• **Task**: Reproduce the listing below without any change.

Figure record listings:
# # # #
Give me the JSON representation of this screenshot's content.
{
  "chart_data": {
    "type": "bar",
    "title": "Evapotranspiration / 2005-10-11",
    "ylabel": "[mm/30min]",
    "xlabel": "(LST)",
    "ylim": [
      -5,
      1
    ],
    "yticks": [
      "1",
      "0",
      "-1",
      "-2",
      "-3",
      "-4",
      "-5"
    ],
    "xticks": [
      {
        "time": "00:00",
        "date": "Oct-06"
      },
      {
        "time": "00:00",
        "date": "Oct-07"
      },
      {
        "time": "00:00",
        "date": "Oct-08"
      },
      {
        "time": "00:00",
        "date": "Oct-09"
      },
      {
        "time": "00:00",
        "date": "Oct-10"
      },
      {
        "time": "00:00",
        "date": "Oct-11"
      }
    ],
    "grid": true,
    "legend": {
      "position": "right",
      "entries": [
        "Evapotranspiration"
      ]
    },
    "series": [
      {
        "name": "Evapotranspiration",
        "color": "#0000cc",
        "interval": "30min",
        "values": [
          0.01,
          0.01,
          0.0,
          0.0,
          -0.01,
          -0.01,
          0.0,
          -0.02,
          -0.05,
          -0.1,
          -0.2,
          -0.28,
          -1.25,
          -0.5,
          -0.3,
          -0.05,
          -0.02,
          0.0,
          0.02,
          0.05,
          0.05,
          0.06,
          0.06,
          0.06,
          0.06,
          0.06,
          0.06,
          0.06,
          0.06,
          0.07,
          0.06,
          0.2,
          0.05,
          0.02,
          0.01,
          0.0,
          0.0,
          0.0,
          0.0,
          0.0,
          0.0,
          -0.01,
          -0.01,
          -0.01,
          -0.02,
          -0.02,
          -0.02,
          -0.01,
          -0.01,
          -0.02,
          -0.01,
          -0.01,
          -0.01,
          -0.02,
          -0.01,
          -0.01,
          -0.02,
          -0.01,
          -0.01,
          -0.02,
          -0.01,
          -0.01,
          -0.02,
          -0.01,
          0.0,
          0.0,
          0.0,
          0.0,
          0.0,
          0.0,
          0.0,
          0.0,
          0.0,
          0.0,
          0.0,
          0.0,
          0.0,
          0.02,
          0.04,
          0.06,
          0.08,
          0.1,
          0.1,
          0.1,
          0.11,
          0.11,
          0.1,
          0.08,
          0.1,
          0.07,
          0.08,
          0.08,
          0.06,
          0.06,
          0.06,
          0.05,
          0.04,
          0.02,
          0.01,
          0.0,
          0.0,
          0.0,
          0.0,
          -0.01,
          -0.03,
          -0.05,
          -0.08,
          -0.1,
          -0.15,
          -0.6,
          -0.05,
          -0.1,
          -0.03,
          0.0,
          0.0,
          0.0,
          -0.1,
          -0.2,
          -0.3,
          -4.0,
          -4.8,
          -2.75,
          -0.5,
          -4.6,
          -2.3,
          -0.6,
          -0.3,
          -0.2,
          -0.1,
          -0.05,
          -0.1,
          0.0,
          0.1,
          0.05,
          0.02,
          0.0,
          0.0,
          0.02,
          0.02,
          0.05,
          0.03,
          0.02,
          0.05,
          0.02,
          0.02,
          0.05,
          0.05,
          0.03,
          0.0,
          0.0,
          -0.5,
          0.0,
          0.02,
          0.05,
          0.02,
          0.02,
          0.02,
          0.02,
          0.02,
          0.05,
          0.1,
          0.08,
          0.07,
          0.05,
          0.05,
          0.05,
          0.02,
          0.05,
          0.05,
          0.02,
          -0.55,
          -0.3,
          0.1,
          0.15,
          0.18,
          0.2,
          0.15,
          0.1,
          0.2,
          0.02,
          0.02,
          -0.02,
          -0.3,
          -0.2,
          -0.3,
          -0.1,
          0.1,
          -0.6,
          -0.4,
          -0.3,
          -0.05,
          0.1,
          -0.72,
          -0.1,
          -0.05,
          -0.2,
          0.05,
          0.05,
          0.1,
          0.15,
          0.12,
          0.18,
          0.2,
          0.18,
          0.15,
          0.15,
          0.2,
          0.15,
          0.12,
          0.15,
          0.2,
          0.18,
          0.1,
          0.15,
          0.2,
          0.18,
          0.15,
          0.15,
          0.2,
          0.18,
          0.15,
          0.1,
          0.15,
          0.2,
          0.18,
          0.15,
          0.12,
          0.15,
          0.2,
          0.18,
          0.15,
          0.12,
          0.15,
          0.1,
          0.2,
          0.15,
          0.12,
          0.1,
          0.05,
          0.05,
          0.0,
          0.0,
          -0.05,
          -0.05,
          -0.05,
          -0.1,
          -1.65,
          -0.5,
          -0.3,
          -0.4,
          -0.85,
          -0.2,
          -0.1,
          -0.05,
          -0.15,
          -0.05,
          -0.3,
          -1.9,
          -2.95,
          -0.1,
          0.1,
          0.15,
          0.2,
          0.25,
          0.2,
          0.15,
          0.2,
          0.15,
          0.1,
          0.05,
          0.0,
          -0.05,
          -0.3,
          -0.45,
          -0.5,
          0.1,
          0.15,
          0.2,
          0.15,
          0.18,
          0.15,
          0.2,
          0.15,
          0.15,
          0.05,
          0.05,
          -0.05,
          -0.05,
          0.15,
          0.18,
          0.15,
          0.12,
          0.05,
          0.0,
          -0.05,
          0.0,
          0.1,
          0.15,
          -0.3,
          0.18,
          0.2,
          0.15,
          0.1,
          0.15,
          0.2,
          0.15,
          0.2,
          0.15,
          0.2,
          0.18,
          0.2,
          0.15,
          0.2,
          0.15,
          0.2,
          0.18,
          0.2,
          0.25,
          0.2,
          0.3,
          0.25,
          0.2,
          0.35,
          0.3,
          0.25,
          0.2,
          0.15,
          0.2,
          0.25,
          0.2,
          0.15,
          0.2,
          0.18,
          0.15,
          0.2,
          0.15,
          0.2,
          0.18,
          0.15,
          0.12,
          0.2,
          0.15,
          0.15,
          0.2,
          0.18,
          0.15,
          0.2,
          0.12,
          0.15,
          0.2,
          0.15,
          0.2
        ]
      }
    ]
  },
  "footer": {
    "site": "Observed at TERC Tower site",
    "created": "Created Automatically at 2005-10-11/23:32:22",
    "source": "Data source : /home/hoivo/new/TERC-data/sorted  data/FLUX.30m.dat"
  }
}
# # # #
• **Full answer**:
Give me the JSON representation of this screenshot's content.
{
  "chart_data": {
    "type": "bar",
    "title": "Evapotranspiration / 2005-10-11",
    "ylabel": "[mm/30min]",
    "xlabel": "(LST)",
    "ylim": [
      -5,
      1
    ],
    "yticks": [
      "1",
      "0",
      "-1",
      "-2",
      "-3",
      "-4",
      "-5"
    ],
    "xticks": [
      {
        "time": "00:00",
        "date": "Oct-06"
      },
      {
        "time": "00:00",
        "date": "Oct-07"
      },
      {
        "time": "00:00",
        "date": "Oct-08"
      },
      {
        "time": "00:00",
        "date": "Oct-09"
      },
      {
        "time": "00:00",
        "date": "Oct-10"
      },
      {
        "time": "00:00",
        "date": "Oct-11"
      }
    ],
    "grid": true,
    "legend": {
      "position": "right",
      "entries": [
        "Evapotranspiration"
      ]
    },
    "series": [
      {
        "name": "Evapotranspiration",
        "color": "#0000cc",
        "interval": "30min",
        "values": [
          0.01,
          0.01,
          0.0,
          0.0,
          -0.01,
          -0.01,
          0.0,
          -0.02,
          -0.05,
          -0.1,
          -0.2,
          -0.28,
          -1.25,
          -0.5,
          -0.3,
          -0.05,
          -0.02,
          0.0,
          0.02,
          0.05,
          0.05,
          0.06,
          0.06,
          0.06,
          0.06,
          0.06,
          0.06,
          0.06,
          0.06,
          0.07,
          0.06,
          0.2,
          0.05,
          0.02,
          0.01,
          0.0,
          0.0,
          0.0,
          0.0,
          0.0,
          0.0,
          -0.01,
          -0.01,
          -0.01,
          -0.02,
          -0.02,
          -0.02,
          -0.01,
          -0.01,
          -0.02,
          -0.01,
          -0.01,
          -0.01,
          -0.02,
          -0.01,
          -0.01,
          -0.02,
          -0.01,
          -0.01,
          -0.02,
          -0.01,
          -0.01,
          -0.02,
          -0.01,
          0.0,
          0.0,
          0.0,
          0.0,
          0.0,
          0.0,
          0.0,
          0.0,
          0.0,
          0.0,
          0.0,
          0.0,
          0.0,
          0.02,
          0.04,
          0.06,
          0.08,
          0.1,
          0.1,
          0.1,
          0.11,
          0.11,
          0.1,
          0.08,
          0.1,
          0.07,
          0.08,
          0.08,
          0.06,
          0.06,
          0.06,
          0.05,
          0.04,
          0.02,
          0.01,
          0.0,
          0.0,
          0.0,
          0.0,
          -0.01,
          -0.03,
          -0.05,
          -0.08,
          -0.1,
          -0.15,
          -0.6,
          -0.05,
          -0.1,
          -0.03,
          0.0,
          0.0,
          0.0,
          -0.1,
          -0.2,
          -0.3,
          -4.0,
          -4.8,
          -2.75,
          -0.5,
          -4.6,
          -2.3,
          -0.6,
          -0.3,
          -0.2,
          -0.1,
          -0.05,
          -0.1,
          0.0,
          0.1,
          0.05,
          0.02,
          0.0,
          0.0,
          0.02,
          0.02,
          0.05,
          0.03,
          0.02,
          0.05,
          0.02,
          0.02,
          0.05,
          0.05,
          0.03,
          0.0,
          0.0,
          -0.5,
          0.0,
          0.02,
          0.05,
          0.02,
          0.02,
          0.02,
          0.02,
          0.02,
          0.05,
          0.1,
          0.08,
          0.07,
          0.05,
          0.05,
          0.05,
          0.02,
          0.05,
          0.05,
          0.02,
          -0.55,
          -0.3,
          0.1,
          0.15,
          0.18,
          0.2,
          0.15,
          0.1,
          0.2,
          0.02,
          0.02,
          -0.02,
          -0.3,
          -0.2,
          -0.3,
          -0.1,
          0.1,
          -0.6,
          -0.4,
          -0.3,
          -0.05,
          0.1,
          -0.72,
          -0.1,
          -0.05,
          -0.2,
          0.05,
          0.05,
          0.1,
          0.15,
          0.12,
          0.18,
          0.2,
          0.18,
          0.15,
          0.15,
          0.2,
          0.15,
          0.12,
          0.15,
          0.2,
          0.18,
          0.1,
          0.15,
          0.2,
          0.18,
          0.15,
          0.15,
          0.2,
          0.18,
          0.15,
          0.1,
          0.15,
          0.2,
          0.18,
          0.15,
          0.12,
          0.15,
          0.2,
          0.18,
          0.15,
          0.12,
          0.15,
          0.1,
          0.2,
          0.15,
          0.12,
          0.1,
          0.05,
          0.05,
          0.0,
          0.0,
          -0.05,
          -0.05,
          -0.05,
          -0.1,
          -1.65,
          -0.5,
          -0.3,
          -0.4,
          -0.85,
          -0.2,
          -0.1,
          -0.05,
          -0.15,
          -0.05,
          -0.3,
          -1.9,
          -2.95,
          -0.1,
          0.1,
          0.15,
          0.2,
          0.25,
          0.2,
          0.15,
          0.2,
          0.15,
          0.1,
          0.05,
          0.0,
          -0.05,
          -0.3,
          -0.45,
          -0.5,
          0.1,
          0.15,
          0.2,
          0.15,
          0.18,
          0.15,
          0.2,
          0.15,
          0.15,
          0.05,
          0.05,
          -0.05,
          -0.05,
          0.15,
          0.18,
          0.15,
          0.12,
          0.05,
          0.0,
          -0.05,
          0.0,
          0.1,
          0.15,
          -0.3,
          0.18,
          0.2,
          0.15,
          0.1,
          0.15,
          0.2,
          0.15,
          0.2,
          0.15,
          0.2,
          0.18,
          0.2,
          0.15,
          0.2,
          0.15,
          0.2,
          0.18,
          0.2,
          0.25,
          0.2,
          0.3,
          0.25,
          0.2,
          0.35,
          0.3,
          0.25,
          0.2,
          0.15,
          0.2,
          0.25,
          0.2,
          0.15,
          0.2,
          0.18,
          0.15,
          0.2,
          0.15,
          0.2,
          0.18,
          0.15,
          0.12,
          0.2,
          0.15,
          0.15,
          0.2,
          0.18,
          0.15,
          0.2,
          0.12,
          0.15,
          0.2,
          0.15,
          0.2
        ]
      }
    ]
  },
  "footer": {
    "site": "Observed at TERC Tower site",
    "created": "Created Automatically at 2005-10-11/23:32:22",
    "source": "Data source : /home/hoivo/new/TERC-data/sorted  data/FLUX.30m.dat"
  }
}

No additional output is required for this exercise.